THE TASK.
Count each line in which the word "bearings" appears. Reply with the total and nothing more.

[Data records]
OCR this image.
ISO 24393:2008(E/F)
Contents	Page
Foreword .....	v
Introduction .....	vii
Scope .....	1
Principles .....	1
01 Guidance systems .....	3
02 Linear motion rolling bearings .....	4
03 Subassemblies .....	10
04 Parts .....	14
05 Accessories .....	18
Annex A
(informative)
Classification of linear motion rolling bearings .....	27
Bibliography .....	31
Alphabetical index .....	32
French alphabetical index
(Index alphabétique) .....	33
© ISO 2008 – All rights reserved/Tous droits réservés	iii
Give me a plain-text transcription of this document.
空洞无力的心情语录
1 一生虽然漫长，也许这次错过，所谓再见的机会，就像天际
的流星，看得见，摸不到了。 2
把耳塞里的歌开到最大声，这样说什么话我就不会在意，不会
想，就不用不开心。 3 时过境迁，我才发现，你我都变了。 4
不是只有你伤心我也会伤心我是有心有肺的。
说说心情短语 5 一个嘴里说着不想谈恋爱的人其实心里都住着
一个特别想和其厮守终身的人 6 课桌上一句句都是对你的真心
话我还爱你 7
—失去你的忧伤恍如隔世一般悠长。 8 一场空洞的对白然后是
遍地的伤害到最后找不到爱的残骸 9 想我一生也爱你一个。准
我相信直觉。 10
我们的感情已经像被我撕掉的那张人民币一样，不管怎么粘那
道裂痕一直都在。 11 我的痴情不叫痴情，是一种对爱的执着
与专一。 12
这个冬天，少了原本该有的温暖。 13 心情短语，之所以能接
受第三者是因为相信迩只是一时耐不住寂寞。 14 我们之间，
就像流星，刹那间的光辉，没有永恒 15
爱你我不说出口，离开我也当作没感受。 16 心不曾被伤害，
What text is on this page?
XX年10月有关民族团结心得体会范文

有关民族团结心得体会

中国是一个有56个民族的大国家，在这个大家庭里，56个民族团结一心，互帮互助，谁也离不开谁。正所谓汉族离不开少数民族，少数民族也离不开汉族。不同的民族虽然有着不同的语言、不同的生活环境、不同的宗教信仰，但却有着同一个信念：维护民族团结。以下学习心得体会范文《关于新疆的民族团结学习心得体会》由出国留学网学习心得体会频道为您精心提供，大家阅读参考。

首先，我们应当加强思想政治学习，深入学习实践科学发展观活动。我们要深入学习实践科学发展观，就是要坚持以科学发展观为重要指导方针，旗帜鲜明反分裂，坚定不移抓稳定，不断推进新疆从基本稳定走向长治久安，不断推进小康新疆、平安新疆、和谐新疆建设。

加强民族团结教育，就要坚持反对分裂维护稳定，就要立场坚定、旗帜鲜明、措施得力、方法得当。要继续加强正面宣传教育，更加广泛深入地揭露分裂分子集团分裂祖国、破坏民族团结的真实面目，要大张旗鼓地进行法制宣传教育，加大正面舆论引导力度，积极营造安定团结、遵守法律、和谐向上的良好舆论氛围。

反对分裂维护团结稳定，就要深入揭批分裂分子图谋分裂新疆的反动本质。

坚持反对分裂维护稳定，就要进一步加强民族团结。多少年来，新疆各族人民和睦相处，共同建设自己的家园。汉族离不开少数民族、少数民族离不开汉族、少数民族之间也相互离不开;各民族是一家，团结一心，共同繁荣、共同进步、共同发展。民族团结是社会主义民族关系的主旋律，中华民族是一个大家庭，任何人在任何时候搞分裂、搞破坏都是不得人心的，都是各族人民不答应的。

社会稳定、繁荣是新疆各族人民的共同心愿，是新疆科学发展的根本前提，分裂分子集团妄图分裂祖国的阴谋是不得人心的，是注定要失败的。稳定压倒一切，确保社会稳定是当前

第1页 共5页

CORRECT OUTPUT.
2